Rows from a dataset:
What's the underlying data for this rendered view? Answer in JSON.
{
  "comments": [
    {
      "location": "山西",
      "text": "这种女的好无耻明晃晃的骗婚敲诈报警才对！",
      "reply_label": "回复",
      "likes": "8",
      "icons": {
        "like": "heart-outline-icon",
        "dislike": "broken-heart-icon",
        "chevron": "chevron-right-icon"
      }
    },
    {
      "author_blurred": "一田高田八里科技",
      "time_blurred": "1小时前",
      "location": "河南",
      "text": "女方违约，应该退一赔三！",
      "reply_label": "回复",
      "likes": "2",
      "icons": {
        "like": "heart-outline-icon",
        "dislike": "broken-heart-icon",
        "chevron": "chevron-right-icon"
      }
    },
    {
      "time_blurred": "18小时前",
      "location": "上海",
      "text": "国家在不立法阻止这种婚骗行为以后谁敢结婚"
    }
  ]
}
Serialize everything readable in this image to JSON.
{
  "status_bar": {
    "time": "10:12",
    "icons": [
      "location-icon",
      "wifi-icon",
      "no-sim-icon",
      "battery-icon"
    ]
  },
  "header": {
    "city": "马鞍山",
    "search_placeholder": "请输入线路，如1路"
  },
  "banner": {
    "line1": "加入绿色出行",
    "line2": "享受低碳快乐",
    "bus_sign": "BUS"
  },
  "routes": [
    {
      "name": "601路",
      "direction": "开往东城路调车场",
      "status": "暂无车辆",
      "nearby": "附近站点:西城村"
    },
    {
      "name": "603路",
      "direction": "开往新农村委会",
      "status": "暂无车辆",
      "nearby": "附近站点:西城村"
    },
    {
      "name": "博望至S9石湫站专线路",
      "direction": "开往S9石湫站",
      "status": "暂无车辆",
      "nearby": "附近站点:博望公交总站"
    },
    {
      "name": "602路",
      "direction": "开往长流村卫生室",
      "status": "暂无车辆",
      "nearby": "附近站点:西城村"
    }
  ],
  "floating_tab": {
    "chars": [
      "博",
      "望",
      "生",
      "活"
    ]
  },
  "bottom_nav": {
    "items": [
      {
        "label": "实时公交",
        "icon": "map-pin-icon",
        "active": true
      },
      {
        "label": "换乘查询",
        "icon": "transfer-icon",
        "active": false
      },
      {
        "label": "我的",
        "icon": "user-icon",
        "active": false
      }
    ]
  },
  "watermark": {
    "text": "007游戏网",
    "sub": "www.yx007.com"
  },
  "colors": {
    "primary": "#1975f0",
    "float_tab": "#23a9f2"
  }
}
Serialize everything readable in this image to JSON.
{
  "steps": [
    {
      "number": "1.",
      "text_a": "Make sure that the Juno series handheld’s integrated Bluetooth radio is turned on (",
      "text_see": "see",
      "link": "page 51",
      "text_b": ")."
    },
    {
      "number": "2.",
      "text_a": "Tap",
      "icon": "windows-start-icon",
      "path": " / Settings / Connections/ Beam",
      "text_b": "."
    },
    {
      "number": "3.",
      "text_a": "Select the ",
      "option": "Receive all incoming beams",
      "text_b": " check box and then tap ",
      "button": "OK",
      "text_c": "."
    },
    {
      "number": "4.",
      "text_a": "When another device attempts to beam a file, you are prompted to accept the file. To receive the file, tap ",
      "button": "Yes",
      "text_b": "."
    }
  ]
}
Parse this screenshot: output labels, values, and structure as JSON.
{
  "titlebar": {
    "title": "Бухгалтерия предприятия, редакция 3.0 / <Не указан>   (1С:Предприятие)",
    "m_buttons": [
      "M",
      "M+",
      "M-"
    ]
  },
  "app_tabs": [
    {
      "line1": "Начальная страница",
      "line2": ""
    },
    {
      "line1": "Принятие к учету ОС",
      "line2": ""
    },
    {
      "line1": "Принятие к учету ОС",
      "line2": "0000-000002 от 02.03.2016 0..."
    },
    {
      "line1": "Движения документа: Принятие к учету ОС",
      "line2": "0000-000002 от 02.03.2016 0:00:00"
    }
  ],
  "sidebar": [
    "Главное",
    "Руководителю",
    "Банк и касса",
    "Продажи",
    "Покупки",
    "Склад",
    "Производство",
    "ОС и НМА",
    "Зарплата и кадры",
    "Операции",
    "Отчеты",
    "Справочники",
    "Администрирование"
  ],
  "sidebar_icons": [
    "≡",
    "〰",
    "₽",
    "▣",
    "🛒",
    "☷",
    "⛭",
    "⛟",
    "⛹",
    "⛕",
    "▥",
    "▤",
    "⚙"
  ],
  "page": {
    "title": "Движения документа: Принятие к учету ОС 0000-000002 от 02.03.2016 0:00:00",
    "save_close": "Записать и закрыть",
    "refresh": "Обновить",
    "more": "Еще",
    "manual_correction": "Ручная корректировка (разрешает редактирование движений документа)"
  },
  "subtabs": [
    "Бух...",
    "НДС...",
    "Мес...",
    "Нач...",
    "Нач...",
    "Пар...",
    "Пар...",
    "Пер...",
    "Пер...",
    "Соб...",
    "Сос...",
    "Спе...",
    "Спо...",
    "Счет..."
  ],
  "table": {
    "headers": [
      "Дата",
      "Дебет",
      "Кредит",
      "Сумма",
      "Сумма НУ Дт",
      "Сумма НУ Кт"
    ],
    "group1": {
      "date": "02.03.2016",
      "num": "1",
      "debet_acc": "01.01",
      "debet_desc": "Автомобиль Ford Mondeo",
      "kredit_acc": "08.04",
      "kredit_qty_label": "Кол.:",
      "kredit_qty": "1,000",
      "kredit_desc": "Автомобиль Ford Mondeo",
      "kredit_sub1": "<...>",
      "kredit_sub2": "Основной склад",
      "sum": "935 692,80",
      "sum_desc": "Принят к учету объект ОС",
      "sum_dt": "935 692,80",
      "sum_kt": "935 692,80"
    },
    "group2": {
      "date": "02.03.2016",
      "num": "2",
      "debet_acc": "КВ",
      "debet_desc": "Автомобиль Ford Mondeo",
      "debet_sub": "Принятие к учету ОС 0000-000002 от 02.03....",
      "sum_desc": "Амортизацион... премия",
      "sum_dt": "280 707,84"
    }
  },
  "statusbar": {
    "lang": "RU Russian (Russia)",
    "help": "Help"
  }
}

OBJECTIVE: Reproduce the material in full, with no word added or dropped.

IN RESPONSE:
What's the underlying data for this rendered view? Answer in JSON.
{
  "comments": [
    {
      "location": "山西",
      "text": "这种女的好无耻明晃晃的骗婚敲诈报警才对！",
      "reply_label": "回复",
      "likes": "8",
      "icons": {
        "like": "heart-outline-icon",
        "dislike": "broken-heart-icon",
        "chevron": "chevron-right-icon"
      }
    },
    {
      "author_blurred": "一田高田八里科技",
      "time_blurred": "1小时前",
      "location": "河南",
      "text": "女方违约，应该退一赔三！",
      "reply_label": "回复",
      "likes": "2",
      "icons": {
        "like": "heart-outline-icon",
        "dislike": "broken-heart-icon",
        "chevron": "chevron-right-icon"
      }
    },
    {
      "time_blurred": "18小时前",
      "location": "上海",
      "text": "国家在不立法阻止这种婚骗行为以后谁敢结婚"
    }
  ]
}
Serialize everything readable in this image to JSON.
{
  "status_bar": {
    "time": "10:12",
    "icons": [
      "location-icon",
      "wifi-icon",
      "no-sim-icon",
      "battery-icon"
    ]
  },
  "header": {
    "city": "马鞍山",
    "search_placeholder": "请输入线路，如1路"
  },
  "banner": {
    "line1": "加入绿色出行",
    "line2": "享受低碳快乐",
    "bus_sign": "BUS"
  },
  "routes": [
    {
      "name": "601路",
      "direction": "开往东城路调车场",
      "status": "暂无车辆",
      "nearby": "附近站点:西城村"
    },
    {
      "name": "603路",
      "direction": "开往新农村委会",
      "status": "暂无车辆",
      "nearby": "附近站点:西城村"
    },
    {
      "name": "博望至S9石湫站专线路",
      "direction": "开往S9石湫站",
      "status": "暂无车辆",
      "nearby": "附近站点:博望公交总站"
    },
    {
      "name": "602路",
      "direction": "开往长流村卫生室",
      "status": "暂无车辆",
      "nearby": "附近站点:西城村"
    }
  ],
  "floating_tab": {
    "chars": [
      "博",
      "望",
      "生",
      "活"
    ]
  },
  "bottom_nav": {
    "items": [
      {
        "label": "实时公交",
        "icon": "map-pin-icon",
        "active": true
      },
      {
        "label": "换乘查询",
        "icon": "transfer-icon",
        "active": false
      },
      {
        "label": "我的",
        "icon": "user-icon",
        "active": false
      }
    ]
  },
  "watermark": {
    "text": "007游戏网",
    "sub": "www.yx007.com"
  },
  "colors": {
    "primary": "#1975f0",
    "float_tab": "#23a9f2"
  }
}
Serialize everything readable in this image to JSON.
{
  "steps": [
    {
      "number": "1.",
      "text_a": "Make sure that the Juno series handheld’s integrated Bluetooth radio is turned on (",
      "text_see": "see",
      "link": "page 51",
      "text_b": ")."
    },
    {
      "number": "2.",
      "text_a": "Tap",
      "icon": "windows-start-icon",
      "path": " / Settings / Connections/ Beam",
      "text_b": "."
    },
    {
      "number": "3.",
      "text_a": "Select the ",
      "option": "Receive all incoming beams",
      "text_b": " check box and then tap ",
      "button": "OK",
      "text_c": "."
    },
    {
      "number": "4.",
      "text_a": "When another device attempts to beam a file, you are prompted to accept the file. To receive the file, tap ",
      "button": "Yes",
      "text_b": "."
    }
  ]
}
Parse this screenshot: output labels, values, and structure as JSON.
{
  "titlebar": {
    "title": "Бухгалтерия предприятия, редакция 3.0 / <Не указан>   (1С:Предприятие)",
    "m_buttons": [
      "M",
      "M+",
      "M-"
    ]
  },
  "app_tabs": [
    {
      "line1": "Начальная страница",
      "line2": ""
    },
    {
      "line1": "Принятие к учету ОС",
      "line2": ""
    },
    {
      "line1": "Принятие к учету ОС",
      "line2": "0000-000002 от 02.03.2016 0..."
    },
    {
      "line1": "Движения документа: Принятие к учету ОС",
      "line2": "0000-000002 от 02.03.2016 0:00:00"
    }
  ],
  "sidebar": [
    "Главное",
    "Руководителю",
    "Банк и касса",
    "Продажи",
    "Покупки",
    "Склад",
    "Производство",
    "ОС и НМА",
    "Зарплата и кадры",
    "Операции",
    "Отчеты",
    "Справочники",
    "Администрирование"
  ],
  "sidebar_icons": [
    "≡",
    "〰",
    "₽",
    "▣",
    "🛒",
    "☷",
    "⛭",
    "⛟",
    "⛹",
    "⛕",
    "▥",
    "▤",
    "⚙"
  ],
  "page": {
    "title": "Движения документа: Принятие к учету ОС 0000-000002 от 02.03.2016 0:00:00",
    "save_close": "Записать и закрыть",
    "refresh": "Обновить",
    "more": "Еще",
    "manual_correction": "Ручная корректировка (разрешает редактирование движений документа)"
  },
  "subtabs": [
    "Бух...",
    "НДС...",
    "Мес...",
    "Нач...",
    "Нач...",
    "Пар...",
    "Пар...",
    "Пер...",
    "Пер...",
    "Соб...",
    "Сос...",
    "Спе...",
    "Спо...",
    "Счет..."
  ],
  "table": {
    "headers": [
      "Дата",
      "Дебет",
      "Кредит",
      "Сумма",
      "Сумма НУ Дт",
      "Сумма НУ Кт"
    ],
    "group1": {
      "date": "02.03.2016",
      "num": "1",
      "debet_acc": "01.01",
      "debet_desc": "Автомобиль Ford Mondeo",
      "kredit_acc": "08.04",
      "kredit_qty_label": "Кол.:",
      "kredit_qty": "1,000",
      "kredit_desc": "Автомобиль Ford Mondeo",
      "kredit_sub1": "<...>",
      "kredit_sub2": "Основной склад",
      "sum": "935 692,80",
      "sum_desc": "Принят к учету объект ОС",
      "sum_dt": "935 692,80",
      "sum_kt": "935 692,80"
    },
    "group2": {
      "date": "02.03.2016",
      "num": "2",
      "debet_acc": "КВ",
      "debet_desc": "Автомобиль Ford Mondeo",
      "debet_sub": "Принятие к учету ОС 0000-000002 от 02.03....",
      "sum_desc": "Амортизацион... премия",
      "sum_dt": "280 707,84"
    }
  },
  "statusbar": {
    "lang": "RU Russian (Russia)",
    "help": "Help"
  }
}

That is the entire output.